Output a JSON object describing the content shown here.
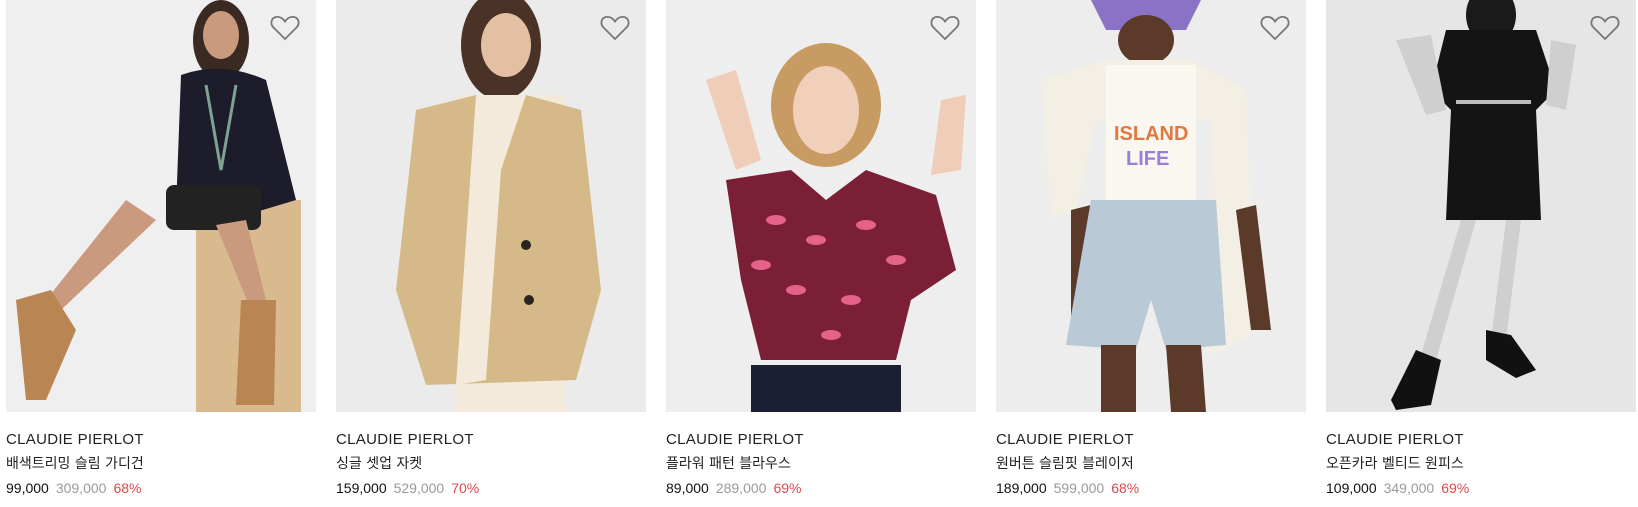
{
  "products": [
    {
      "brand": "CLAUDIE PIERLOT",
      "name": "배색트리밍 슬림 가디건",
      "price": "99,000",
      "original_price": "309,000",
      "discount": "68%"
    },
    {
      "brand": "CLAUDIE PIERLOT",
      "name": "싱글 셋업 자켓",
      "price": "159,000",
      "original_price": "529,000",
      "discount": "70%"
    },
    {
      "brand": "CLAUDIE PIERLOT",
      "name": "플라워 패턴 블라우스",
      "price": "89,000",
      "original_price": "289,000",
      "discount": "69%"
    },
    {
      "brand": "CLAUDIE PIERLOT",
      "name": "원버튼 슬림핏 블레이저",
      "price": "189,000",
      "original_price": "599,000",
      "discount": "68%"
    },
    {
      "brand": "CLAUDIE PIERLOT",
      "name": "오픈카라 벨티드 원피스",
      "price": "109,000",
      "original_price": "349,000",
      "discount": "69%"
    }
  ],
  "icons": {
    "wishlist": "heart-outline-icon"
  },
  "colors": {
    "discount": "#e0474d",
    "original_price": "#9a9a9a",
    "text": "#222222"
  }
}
- - - - -
Scan the records above for the string "name", then report every line that contains it.

- _Response_:
      "name": "배색트리밍 슬림 가디건",
      "name": "싱글 셋업 자켓",
      "name": "플라워 패턴 블라우스",
      "name": "원버튼 슬림핏 블레이저",
      "name": "오픈카라 벨티드 원피스",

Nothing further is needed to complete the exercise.